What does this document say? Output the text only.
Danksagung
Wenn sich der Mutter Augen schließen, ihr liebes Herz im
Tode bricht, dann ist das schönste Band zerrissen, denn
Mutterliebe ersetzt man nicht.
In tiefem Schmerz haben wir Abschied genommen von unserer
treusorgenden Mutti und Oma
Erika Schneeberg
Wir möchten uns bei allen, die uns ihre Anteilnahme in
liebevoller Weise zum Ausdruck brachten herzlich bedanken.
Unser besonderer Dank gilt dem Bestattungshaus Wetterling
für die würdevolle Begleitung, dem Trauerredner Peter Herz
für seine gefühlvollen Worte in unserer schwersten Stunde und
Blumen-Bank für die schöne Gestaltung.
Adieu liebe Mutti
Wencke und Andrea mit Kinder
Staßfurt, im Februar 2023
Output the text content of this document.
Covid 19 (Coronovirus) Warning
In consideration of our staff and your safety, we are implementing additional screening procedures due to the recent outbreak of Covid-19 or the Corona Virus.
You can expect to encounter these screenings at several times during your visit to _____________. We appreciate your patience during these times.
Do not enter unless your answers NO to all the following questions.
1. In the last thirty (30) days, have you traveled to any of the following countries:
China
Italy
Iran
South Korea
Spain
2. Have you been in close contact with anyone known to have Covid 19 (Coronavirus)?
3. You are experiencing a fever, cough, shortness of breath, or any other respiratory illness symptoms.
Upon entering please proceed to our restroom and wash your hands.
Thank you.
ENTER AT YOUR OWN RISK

───

Please print out every record exactly as it is written.

What does this document say? Output the text only.
Danksagung
Wenn sich der Mutter Augen schließen, ihr liebes Herz im
Tode bricht, dann ist das schönste Band zerrissen, denn
Mutterliebe ersetzt man nicht.
In tiefem Schmerz haben wir Abschied genommen von unserer
treusorgenden Mutti und Oma
Erika Schneeberg
Wir möchten uns bei allen, die uns ihre Anteilnahme in
liebevoller Weise zum Ausdruck brachten herzlich bedanken.
Unser besonderer Dank gilt dem Bestattungshaus Wetterling
für die würdevolle Begleitung, dem Trauerredner Peter Herz
für seine gefühlvollen Worte in unserer schwersten Stunde und
Blumen-Bank für die schöne Gestaltung.
Adieu liebe Mutti
Wencke und Andrea mit Kinder
Staßfurt, im Februar 2023
Output the text content of this document.
Covid 19 (Coronovirus) Warning
In consideration of our staff and your safety, we are implementing additional screening procedures due to the recent outbreak of Covid-19 or the Corona Virus.
You can expect to encounter these screenings at several times during your visit to _____________. We appreciate your patience during these times.
Do not enter unless your answers NO to all the following questions.
1. In the last thirty (30) days, have you traveled to any of the following countries:
China
Italy
Iran
South Korea
Spain
2. Have you been in close contact with anyone known to have Covid 19 (Coronavirus)?
3. You are experiencing a fever, cough, shortness of breath, or any other respiratory illness symptoms.
Upon entering please proceed to our restroom and wash your hands.
Thank you.
ENTER AT YOUR OWN RISK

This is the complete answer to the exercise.